• To do:
- a) From the biography of the 10th Count of Feira, list every military rank the text says he was promoted to, with the year where one is given.
- b) Carry on the biography of the 10th Count of Feira, starting after its last sentence.

Passage shown Start Marker

D. Miguel Pereira Forjaz Coutinho, 10th Count of Feira (1 November 1769 – 6 November 1827) was a Portuguese general and War Secretary in the Peninsular War.

==Life==
He was the son of Diogo Pereira Forjaz Coutinho (born 23 May 1726) and the great grandson of the 9th Count of Feira, D. Álvaro Pereira Forjaz Coutinho (c.1656–?) and his wife Inês Antónia Barreto de Sá (c.1670–?). He was married twice, to Joana Eulália Freire de Andrade and to Maria do Patrocínio Freire de Andrade e Castro who died at childbirth.

He entered the army in 1785, as a cadet in the Regiment of Peniche, in which he met many members of his family. In 1787 he was promoted to alferes (lieutenant) and served as chief of staff to the Count of Oeynhausen, inspector-general of the Infantry, fighting alongside him at Porcalhota in 1790. He was promoted to captain in 1791 and to major (sargento-mor) in 1793, and was made adjutant to General Forbes, commander of the Portuguese division then fighting in Roussillon and Catalonia.

Having been promoted to colonel, in March 1800 he was appointed governor and captain-general of Pará, but did not set out for Brazil. In the War of the Oranges, the following year, he served as quartermaster-general (chief of staff) to General Forbes in the Alentejo. In 1806 he was promoted to brigadier and appointed inspector general of the army. On the royal family's flight to the Portuguese colony of Brazil in 1807, he became deputy secretary of the government, to replace, if necessary, the Count of Sampaio.

Passage shown End Marker
Extracted material Start Marker

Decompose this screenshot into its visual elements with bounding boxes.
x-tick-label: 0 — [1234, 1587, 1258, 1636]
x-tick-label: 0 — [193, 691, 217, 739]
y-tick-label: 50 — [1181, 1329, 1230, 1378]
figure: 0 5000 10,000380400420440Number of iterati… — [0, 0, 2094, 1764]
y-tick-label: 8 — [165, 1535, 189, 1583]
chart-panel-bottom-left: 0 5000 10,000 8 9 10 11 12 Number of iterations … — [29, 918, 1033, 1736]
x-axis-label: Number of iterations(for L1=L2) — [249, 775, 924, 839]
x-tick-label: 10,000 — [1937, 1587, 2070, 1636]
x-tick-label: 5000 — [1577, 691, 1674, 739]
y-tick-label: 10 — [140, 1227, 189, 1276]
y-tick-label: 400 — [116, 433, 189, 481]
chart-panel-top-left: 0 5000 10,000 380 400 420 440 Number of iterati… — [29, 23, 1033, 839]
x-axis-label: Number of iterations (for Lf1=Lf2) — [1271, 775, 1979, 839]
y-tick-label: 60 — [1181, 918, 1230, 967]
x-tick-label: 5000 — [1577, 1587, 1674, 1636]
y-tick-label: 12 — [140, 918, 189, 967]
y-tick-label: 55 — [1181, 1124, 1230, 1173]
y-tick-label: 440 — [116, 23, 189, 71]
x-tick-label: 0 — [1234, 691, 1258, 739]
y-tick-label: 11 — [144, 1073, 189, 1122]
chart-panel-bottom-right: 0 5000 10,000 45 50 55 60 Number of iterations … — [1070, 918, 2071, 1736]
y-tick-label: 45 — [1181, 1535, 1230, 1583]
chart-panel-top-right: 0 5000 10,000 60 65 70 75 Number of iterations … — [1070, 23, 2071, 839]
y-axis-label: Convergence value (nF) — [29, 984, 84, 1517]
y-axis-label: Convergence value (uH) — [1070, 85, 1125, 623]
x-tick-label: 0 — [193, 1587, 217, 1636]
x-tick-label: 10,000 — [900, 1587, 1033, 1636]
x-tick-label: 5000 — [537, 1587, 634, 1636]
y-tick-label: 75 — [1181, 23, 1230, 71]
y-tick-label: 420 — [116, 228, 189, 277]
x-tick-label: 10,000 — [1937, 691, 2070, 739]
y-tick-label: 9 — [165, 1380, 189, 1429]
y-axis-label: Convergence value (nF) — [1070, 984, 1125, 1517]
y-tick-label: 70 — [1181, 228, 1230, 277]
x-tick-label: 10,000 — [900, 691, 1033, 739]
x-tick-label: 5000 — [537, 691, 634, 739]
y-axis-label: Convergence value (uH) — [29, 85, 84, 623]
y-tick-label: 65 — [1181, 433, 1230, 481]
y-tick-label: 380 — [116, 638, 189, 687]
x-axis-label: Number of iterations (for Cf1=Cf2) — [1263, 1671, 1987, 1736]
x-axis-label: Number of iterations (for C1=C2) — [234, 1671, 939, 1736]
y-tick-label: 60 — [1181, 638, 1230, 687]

Extracted material End Marker

• Answer set:
- a)
- Alferes (lieutenant), 1787
- Captain, 1791
- Major (sargento-mor), 1793
- Colonel, no year given
- Brigadier, 1806

- b)
When General Junot took over the government of the country, Forjaz withdrew to the provinces. At Coimbra he began the revolt against the French and went to Porto, where he reorganised the army, under the orders of his cousin Bernardim Freire de Andrade. Accompanying Andrade as adjutant general of the army of the north on their march on Porto-Lisbon, Pereira was made secretary of the Regency, after the Convention of Sintra, and was given the war and foreign affairs portfolios. He remained the Regency's executive official for military matters until 1820. In this capacity he took part in the reorganisation of the army under William Carr Beresford (who had been appointed commander-in-chief by the Portuguese Royal family), completing the implementation of the 1803 proposals in 1807. One of his initiatives was the creation, towards the end of 1808, of six new battalions of Caçadores in the north of the country and supporting Beresford in adapting the Portuguese Army to British training and tactics to better help the Anglo-Portuguese Army's campaign during the Peninsular War. In 1815 he successfully opposed sending a Portuguese division to fight in the Low Countries against Napoleon during the Hundred Days.

With the Liberal Revolution of 1820 he left his post as regent and retired from public life. In 1826 he received the title of Count of Feira and was elected a Peer of the Kingdom on the occasion of the giving of the Constitutional Charter by Peter IV of Portugal.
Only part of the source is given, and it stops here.